* _Instruction_
Go through the data below and copy it exactly, skipping every picture.

* _Extracted data_
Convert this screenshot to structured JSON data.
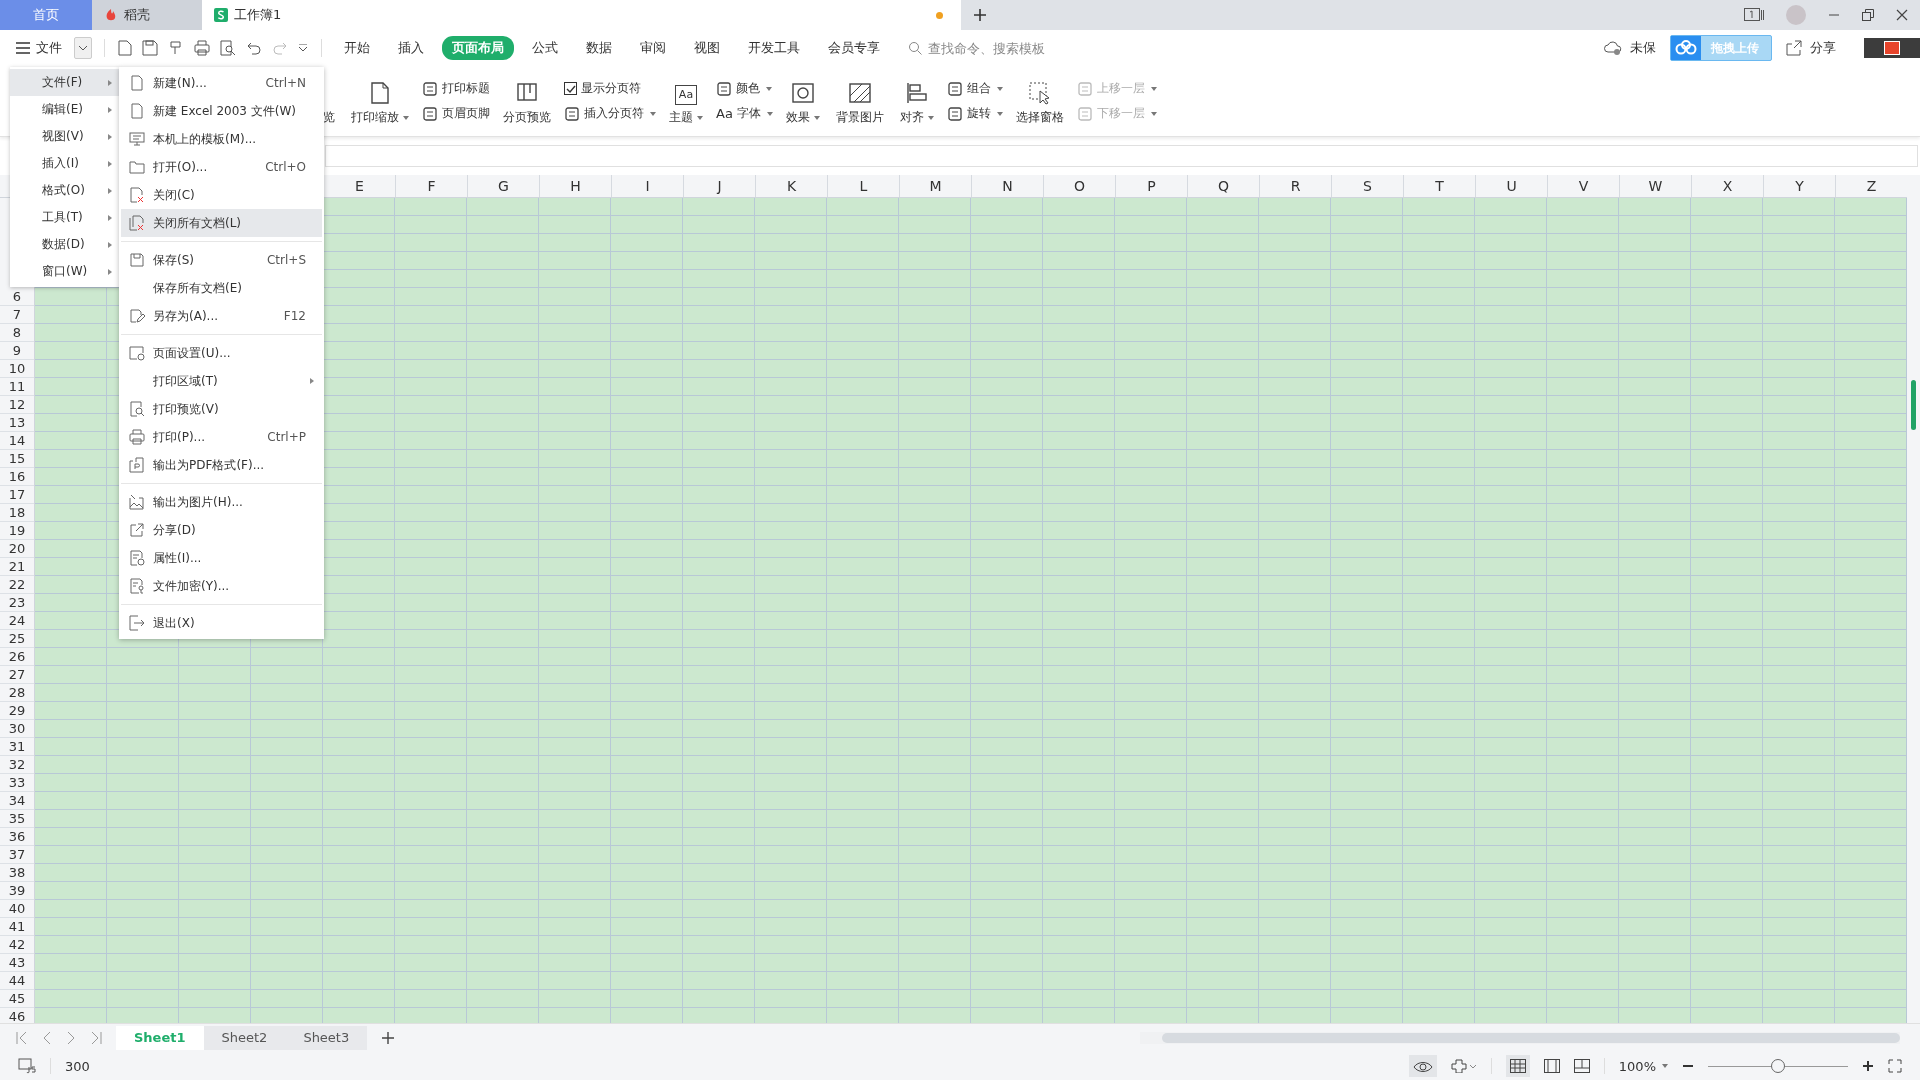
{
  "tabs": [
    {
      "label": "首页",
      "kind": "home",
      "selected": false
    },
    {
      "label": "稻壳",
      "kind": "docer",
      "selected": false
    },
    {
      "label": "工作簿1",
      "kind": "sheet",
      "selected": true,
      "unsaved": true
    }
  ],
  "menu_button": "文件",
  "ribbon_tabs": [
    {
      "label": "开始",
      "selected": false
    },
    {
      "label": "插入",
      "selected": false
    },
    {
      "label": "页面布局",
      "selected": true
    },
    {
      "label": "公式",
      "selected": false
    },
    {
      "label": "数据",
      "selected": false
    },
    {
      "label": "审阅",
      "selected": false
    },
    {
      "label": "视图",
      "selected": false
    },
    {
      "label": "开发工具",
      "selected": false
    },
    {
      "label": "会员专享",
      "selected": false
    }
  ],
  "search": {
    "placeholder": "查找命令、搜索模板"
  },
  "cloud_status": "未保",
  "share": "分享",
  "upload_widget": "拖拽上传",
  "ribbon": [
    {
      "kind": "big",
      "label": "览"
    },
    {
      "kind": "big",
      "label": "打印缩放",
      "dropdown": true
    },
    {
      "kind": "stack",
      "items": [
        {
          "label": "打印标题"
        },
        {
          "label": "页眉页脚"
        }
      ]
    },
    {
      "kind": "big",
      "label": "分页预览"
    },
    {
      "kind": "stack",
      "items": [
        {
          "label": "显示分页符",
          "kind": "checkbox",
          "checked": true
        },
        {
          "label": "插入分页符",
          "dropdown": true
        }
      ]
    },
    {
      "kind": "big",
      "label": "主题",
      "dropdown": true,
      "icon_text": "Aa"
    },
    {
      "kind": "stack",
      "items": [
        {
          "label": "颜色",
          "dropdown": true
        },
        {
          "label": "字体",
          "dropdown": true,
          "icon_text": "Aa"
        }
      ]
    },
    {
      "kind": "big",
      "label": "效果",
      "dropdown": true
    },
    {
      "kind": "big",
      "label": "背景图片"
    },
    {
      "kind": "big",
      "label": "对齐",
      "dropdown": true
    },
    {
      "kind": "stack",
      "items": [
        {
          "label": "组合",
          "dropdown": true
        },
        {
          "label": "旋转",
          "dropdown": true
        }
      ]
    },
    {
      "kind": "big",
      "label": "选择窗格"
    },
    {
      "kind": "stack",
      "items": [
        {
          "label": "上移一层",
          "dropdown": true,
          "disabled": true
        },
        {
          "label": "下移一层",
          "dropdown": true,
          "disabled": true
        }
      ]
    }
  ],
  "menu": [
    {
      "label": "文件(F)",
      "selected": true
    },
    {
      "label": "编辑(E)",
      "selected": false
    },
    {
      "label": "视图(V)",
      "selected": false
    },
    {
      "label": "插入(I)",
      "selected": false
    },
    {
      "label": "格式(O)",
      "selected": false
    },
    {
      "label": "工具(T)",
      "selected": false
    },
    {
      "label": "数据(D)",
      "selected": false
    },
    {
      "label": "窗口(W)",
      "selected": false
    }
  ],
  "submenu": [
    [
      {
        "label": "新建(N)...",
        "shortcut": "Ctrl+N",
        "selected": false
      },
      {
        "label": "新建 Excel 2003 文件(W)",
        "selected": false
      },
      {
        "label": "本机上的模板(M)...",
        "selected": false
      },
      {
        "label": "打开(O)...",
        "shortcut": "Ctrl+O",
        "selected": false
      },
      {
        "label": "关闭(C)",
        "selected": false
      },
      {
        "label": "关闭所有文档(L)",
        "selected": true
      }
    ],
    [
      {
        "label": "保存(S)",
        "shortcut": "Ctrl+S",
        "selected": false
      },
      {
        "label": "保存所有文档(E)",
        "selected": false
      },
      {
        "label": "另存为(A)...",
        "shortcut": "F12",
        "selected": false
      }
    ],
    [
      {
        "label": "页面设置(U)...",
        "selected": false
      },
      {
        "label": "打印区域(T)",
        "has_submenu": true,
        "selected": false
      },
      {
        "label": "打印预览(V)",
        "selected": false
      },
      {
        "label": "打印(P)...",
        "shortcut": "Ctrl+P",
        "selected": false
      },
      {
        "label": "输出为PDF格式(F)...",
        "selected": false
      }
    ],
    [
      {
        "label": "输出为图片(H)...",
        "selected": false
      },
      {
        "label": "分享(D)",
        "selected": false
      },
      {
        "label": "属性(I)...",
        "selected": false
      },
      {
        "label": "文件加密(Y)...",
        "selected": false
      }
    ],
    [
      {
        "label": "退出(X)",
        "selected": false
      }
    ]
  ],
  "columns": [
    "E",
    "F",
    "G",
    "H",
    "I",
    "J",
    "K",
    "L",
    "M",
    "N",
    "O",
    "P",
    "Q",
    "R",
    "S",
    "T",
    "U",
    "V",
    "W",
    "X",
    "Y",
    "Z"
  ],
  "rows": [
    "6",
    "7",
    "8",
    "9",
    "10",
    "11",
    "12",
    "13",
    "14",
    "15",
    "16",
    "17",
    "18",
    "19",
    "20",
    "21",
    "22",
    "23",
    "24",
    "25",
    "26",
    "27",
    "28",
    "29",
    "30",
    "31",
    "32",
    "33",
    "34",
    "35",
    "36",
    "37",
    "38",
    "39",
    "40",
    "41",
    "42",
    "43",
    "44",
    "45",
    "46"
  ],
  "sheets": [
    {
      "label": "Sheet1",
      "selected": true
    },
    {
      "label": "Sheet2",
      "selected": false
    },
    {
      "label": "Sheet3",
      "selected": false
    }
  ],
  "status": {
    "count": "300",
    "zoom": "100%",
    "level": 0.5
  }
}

* _Final answer_
Convert this screenshot to structured JSON data.
{
  "tabs": [
    {
      "label": "首页",
      "kind": "home",
      "selected": false
    },
    {
      "label": "稻壳",
      "kind": "docer",
      "selected": false
    },
    {
      "label": "工作簿1",
      "kind": "sheet",
      "selected": true,
      "unsaved": true
    }
  ],
  "menu_button": "文件",
  "ribbon_tabs": [
    {
      "label": "开始",
      "selected": false
    },
    {
      "label": "插入",
      "selected": false
    },
    {
      "label": "页面布局",
      "selected": true
    },
    {
      "label": "公式",
      "selected": false
    },
    {
      "label": "数据",
      "selected": false
    },
    {
      "label": "审阅",
      "selected": false
    },
    {
      "label": "视图",
      "selected": false
    },
    {
      "label": "开发工具",
      "selected": false
    },
    {
      "label": "会员专享",
      "selected": false
    }
  ],
  "search": {
    "placeholder": "查找命令、搜索模板"
  },
  "cloud_status": "未保",
  "share": "分享",
  "upload_widget": "拖拽上传",
  "ribbon": [
    {
      "kind": "big",
      "label": "览"
    },
    {
      "kind": "big",
      "label": "打印缩放",
      "dropdown": true
    },
    {
      "kind": "stack",
      "items": [
        {
          "label": "打印标题"
        },
        {
          "label": "页眉页脚"
        }
      ]
    },
    {
      "kind": "big",
      "label": "分页预览"
    },
    {
      "kind": "stack",
      "items": [
        {
          "label": "显示分页符",
          "kind": "checkbox",
          "checked": true
        },
        {
          "label": "插入分页符",
          "dropdown": true
        }
      ]
    },
    {
      "kind": "big",
      "label": "主题",
      "dropdown": true,
      "icon_text": "Aa"
    },
    {
      "kind": "stack",
      "items": [
        {
          "label": "颜色",
          "dropdown": true
        },
        {
          "label": "字体",
          "dropdown": true,
          "icon_text": "Aa"
        }
      ]
    },
    {
      "kind": "big",
      "label": "效果",
      "dropdown": true
    },
    {
      "kind": "big",
      "label": "背景图片"
    },
    {
      "kind": "big",
      "label": "对齐",
      "dropdown": true
    },
    {
      "kind": "stack",
      "items": [
        {
          "label": "组合",
          "dropdown": true
        },
        {
          "label": "旋转",
          "dropdown": true
        }
      ]
    },
    {
      "kind": "big",
      "label": "选择窗格"
    },
    {
      "kind": "stack",
      "items": [
        {
          "label": "上移一层",
          "dropdown": true,
          "disabled": true
        },
        {
          "label": "下移一层",
          "dropdown": true,
          "disabled": true
        }
      ]
    }
  ],
  "menu": [
    {
      "label": "文件(F)",
      "selected": true
    },
    {
      "label": "编辑(E)",
      "selected": false
    },
    {
      "label": "视图(V)",
      "selected": false
    },
    {
      "label": "插入(I)",
      "selected": false
    },
    {
      "label": "格式(O)",
      "selected": false
    },
    {
      "label": "工具(T)",
      "selected": false
    },
    {
      "label": "数据(D)",
      "selected": false
    },
    {
      "label": "窗口(W)",
      "selected": false
    }
  ],
  "submenu": [
    [
      {
        "label": "新建(N)...",
        "shortcut": "Ctrl+N",
        "selected": false
      },
      {
        "label": "新建 Excel 2003 文件(W)",
        "selected": false
      },
      {
        "label": "本机上的模板(M)...",
        "selected": false
      },
      {
        "label": "打开(O)...",
        "shortcut": "Ctrl+O",
        "selected": false
      },
      {
        "label": "关闭(C)",
        "selected": false
      },
      {
        "label": "关闭所有文档(L)",
        "selected": true
      }
    ],
    [
      {
        "label": "保存(S)",
        "shortcut": "Ctrl+S",
        "selected": false
      },
      {
        "label": "保存所有文档(E)",
        "selected": false
      },
      {
        "label": "另存为(A)...",
        "shortcut": "F12",
        "selected": false
      }
    ],
    [
      {
        "label": "页面设置(U)...",
        "selected": false
      },
      {
        "label": "打印区域(T)",
        "has_submenu": true,
        "selected": false
      },
      {
        "label": "打印预览(V)",
        "selected": false
      },
      {
        "label": "打印(P)...",
        "shortcut": "Ctrl+P",
        "selected": false
      },
      {
        "label": "输出为PDF格式(F)...",
        "selected": false
      }
    ],
    [
      {
        "label": "输出为图片(H)...",
        "selected": false
      },
      {
        "label": "分享(D)",
        "selected": false
      },
      {
        "label": "属性(I)...",
        "selected": false
      },
      {
        "label": "文件加密(Y)...",
        "selected": false
      }
    ],
    [
      {
        "label": "退出(X)",
        "selected": false
      }
    ]
  ],
  "columns": [
    "E",
    "F",
    "G",
    "H",
    "I",
    "J",
    "K",
    "L",
    "M",
    "N",
    "O",
    "P",
    "Q",
    "R",
    "S",
    "T",
    "U",
    "V",
    "W",
    "X",
    "Y",
    "Z"
  ],
  "rows": [
    "6",
    "7",
    "8",
    "9",
    "10",
    "11",
    "12",
    "13",
    "14",
    "15",
    "16",
    "17",
    "18",
    "19",
    "20",
    "21",
    "22",
    "23",
    "24",
    "25",
    "26",
    "27",
    "28",
    "29",
    "30",
    "31",
    "32",
    "33",
    "34",
    "35",
    "36",
    "37",
    "38",
    "39",
    "40",
    "41",
    "42",
    "43",
    "44",
    "45",
    "46"
  ],
  "sheets": [
    {
      "label": "Sheet1",
      "selected": true
    },
    {
      "label": "Sheet2",
      "selected": false
    },
    {
      "label": "Sheet3",
      "selected": false
    }
  ],
  "status": {
    "count": "300",
    "zoom": "100%",
    "level": 0.5
  }
}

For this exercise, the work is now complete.